Figure data in JSON

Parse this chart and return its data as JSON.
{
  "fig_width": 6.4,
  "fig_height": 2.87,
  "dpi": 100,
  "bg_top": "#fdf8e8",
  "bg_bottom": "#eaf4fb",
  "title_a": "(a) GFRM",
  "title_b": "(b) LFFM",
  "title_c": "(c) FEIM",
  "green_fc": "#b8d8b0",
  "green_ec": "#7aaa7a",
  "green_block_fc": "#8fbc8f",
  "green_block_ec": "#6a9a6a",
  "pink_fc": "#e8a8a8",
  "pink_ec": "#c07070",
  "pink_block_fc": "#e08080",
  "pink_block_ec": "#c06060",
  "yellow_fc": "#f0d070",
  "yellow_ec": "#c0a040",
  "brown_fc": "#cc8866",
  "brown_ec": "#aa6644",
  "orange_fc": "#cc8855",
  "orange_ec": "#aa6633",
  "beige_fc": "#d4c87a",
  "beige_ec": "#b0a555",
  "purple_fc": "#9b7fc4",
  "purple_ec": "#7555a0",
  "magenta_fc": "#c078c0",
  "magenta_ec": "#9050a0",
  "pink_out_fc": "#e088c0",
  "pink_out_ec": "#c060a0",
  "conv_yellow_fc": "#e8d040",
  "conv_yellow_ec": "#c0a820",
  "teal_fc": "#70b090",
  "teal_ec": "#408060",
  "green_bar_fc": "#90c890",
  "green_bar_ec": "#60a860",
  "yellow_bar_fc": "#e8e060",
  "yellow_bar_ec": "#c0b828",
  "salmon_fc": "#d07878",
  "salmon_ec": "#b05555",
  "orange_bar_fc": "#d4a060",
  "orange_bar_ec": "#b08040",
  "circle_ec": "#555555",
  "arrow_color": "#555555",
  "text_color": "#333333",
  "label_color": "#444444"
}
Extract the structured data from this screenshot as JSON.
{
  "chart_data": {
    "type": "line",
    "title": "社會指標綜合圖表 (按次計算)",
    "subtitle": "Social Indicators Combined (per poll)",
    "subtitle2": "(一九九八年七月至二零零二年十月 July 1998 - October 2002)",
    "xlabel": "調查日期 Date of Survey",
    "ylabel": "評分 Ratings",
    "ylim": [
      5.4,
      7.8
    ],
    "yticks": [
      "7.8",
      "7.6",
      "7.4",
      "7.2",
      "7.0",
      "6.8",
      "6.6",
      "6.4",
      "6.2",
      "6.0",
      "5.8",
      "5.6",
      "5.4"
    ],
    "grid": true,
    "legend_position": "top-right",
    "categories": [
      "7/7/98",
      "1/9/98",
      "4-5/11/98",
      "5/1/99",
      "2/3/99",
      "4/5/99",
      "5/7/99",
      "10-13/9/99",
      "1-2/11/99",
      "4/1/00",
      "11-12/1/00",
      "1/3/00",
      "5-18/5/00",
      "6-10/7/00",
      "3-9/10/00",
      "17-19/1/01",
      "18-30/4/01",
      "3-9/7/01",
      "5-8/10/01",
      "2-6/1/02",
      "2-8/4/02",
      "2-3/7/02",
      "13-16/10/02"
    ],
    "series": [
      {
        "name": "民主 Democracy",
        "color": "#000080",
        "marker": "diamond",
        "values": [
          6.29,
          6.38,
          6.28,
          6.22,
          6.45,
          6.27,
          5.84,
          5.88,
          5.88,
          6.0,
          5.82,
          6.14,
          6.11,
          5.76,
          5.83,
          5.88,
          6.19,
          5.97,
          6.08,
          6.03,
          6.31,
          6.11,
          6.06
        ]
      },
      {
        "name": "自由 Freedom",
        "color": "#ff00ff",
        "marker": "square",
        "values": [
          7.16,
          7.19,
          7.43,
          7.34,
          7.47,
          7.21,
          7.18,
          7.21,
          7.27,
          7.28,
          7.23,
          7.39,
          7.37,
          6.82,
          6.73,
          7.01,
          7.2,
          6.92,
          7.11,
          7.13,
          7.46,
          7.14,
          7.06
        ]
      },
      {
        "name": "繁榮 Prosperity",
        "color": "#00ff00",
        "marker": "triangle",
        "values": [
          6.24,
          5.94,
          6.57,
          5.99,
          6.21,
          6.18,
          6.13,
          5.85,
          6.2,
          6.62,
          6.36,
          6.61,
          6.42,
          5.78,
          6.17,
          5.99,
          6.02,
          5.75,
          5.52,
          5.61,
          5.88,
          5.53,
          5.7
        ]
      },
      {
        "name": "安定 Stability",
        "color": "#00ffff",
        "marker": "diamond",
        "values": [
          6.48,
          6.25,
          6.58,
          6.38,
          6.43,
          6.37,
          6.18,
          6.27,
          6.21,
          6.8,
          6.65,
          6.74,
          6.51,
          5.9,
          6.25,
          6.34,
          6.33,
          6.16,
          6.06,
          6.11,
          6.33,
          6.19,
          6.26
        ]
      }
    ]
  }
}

• [WHAT TO PRODUCE] Print out every entry, keeping each one exact.

• [WORKED ANSWER]
Parse this chart and return its data as JSON.
{
  "fig_width": 6.4,
  "fig_height": 2.87,
  "dpi": 100,
  "bg_top": "#fdf8e8",
  "bg_bottom": "#eaf4fb",
  "title_a": "(a) GFRM",
  "title_b": "(b) LFFM",
  "title_c": "(c) FEIM",
  "green_fc": "#b8d8b0",
  "green_ec": "#7aaa7a",
  "green_block_fc": "#8fbc8f",
  "green_block_ec": "#6a9a6a",
  "pink_fc": "#e8a8a8",
  "pink_ec": "#c07070",
  "pink_block_fc": "#e08080",
  "pink_block_ec": "#c06060",
  "yellow_fc": "#f0d070",
  "yellow_ec": "#c0a040",
  "brown_fc": "#cc8866",
  "brown_ec": "#aa6644",
  "orange_fc": "#cc8855",
  "orange_ec": "#aa6633",
  "beige_fc": "#d4c87a",
  "beige_ec": "#b0a555",
  "purple_fc": "#9b7fc4",
  "purple_ec": "#7555a0",
  "magenta_fc": "#c078c0",
  "magenta_ec": "#9050a0",
  "pink_out_fc": "#e088c0",
  "pink_out_ec": "#c060a0",
  "conv_yellow_fc": "#e8d040",
  "conv_yellow_ec": "#c0a820",
  "teal_fc": "#70b090",
  "teal_ec": "#408060",
  "green_bar_fc": "#90c890",
  "green_bar_ec": "#60a860",
  "yellow_bar_fc": "#e8e060",
  "yellow_bar_ec": "#c0b828",
  "salmon_fc": "#d07878",
  "salmon_ec": "#b05555",
  "orange_bar_fc": "#d4a060",
  "orange_bar_ec": "#b08040",
  "circle_ec": "#555555",
  "arrow_color": "#555555",
  "text_color": "#333333",
  "label_color": "#444444"
}
Extract the structured data from this screenshot as JSON.
{
  "chart_data": {
    "type": "line",
    "title": "社會指標綜合圖表 (按次計算)",
    "subtitle": "Social Indicators Combined (per poll)",
    "subtitle2": "(一九九八年七月至二零零二年十月 July 1998 - October 2002)",
    "xlabel": "調查日期 Date of Survey",
    "ylabel": "評分 Ratings",
    "ylim": [
      5.4,
      7.8
    ],
    "yticks": [
      "7.8",
      "7.6",
      "7.4",
      "7.2",
      "7.0",
      "6.8",
      "6.6",
      "6.4",
      "6.2",
      "6.0",
      "5.8",
      "5.6",
      "5.4"
    ],
    "grid": true,
    "legend_position": "top-right",
    "categories": [
      "7/7/98",
      "1/9/98",
      "4-5/11/98",
      "5/1/99",
      "2/3/99",
      "4/5/99",
      "5/7/99",
      "10-13/9/99",
      "1-2/11/99",
      "4/1/00",
      "11-12/1/00",
      "1/3/00",
      "5-18/5/00",
      "6-10/7/00",
      "3-9/10/00",
      "17-19/1/01",
      "18-30/4/01",
      "3-9/7/01",
      "5-8/10/01",
      "2-6/1/02",
      "2-8/4/02",
      "2-3/7/02",
      "13-16/10/02"
    ],
    "series": [
      {
        "name": "民主 Democracy",
        "color": "#000080",
        "marker": "diamond",
        "values": [
          6.29,
          6.38,
          6.28,
          6.22,
          6.45,
          6.27,
          5.84,
          5.88,
          5.88,
          6.0,
          5.82,
          6.14,
          6.11,
          5.76,
          5.83,
          5.88,
          6.19,
          5.97,
          6.08,
          6.03,
          6.31,
          6.11,
          6.06
        ]
      },
      {
        "name": "自由 Freedom",
        "color": "#ff00ff",
        "marker": "square",
        "values": [
          7.16,
          7.19,
          7.43,
          7.34,
          7.47,
          7.21,
          7.18,
          7.21,
          7.27,
          7.28,
          7.23,
          7.39,
          7.37,
          6.82,
          6.73,
          7.01,
          7.2,
          6.92,
          7.11,
          7.13,
          7.46,
          7.14,
          7.06
        ]
      },
      {
        "name": "繁榮 Prosperity",
        "color": "#00ff00",
        "marker": "triangle",
        "values": [
          6.24,
          5.94,
          6.57,
          5.99,
          6.21,
          6.18,
          6.13,
          5.85,
          6.2,
          6.62,
          6.36,
          6.61,
          6.42,
          5.78,
          6.17,
          5.99,
          6.02,
          5.75,
          5.52,
          5.61,
          5.88,
          5.53,
          5.7
        ]
      },
      {
        "name": "安定 Stability",
        "color": "#00ffff",
        "marker": "diamond",
        "values": [
          6.48,
          6.25,
          6.58,
          6.38,
          6.43,
          6.37,
          6.18,
          6.27,
          6.21,
          6.8,
          6.65,
          6.74,
          6.51,
          5.9,
          6.25,
          6.34,
          6.33,
          6.16,
          6.06,
          6.11,
          6.33,
          6.19,
          6.26
        ]
      }
    ]
  }
}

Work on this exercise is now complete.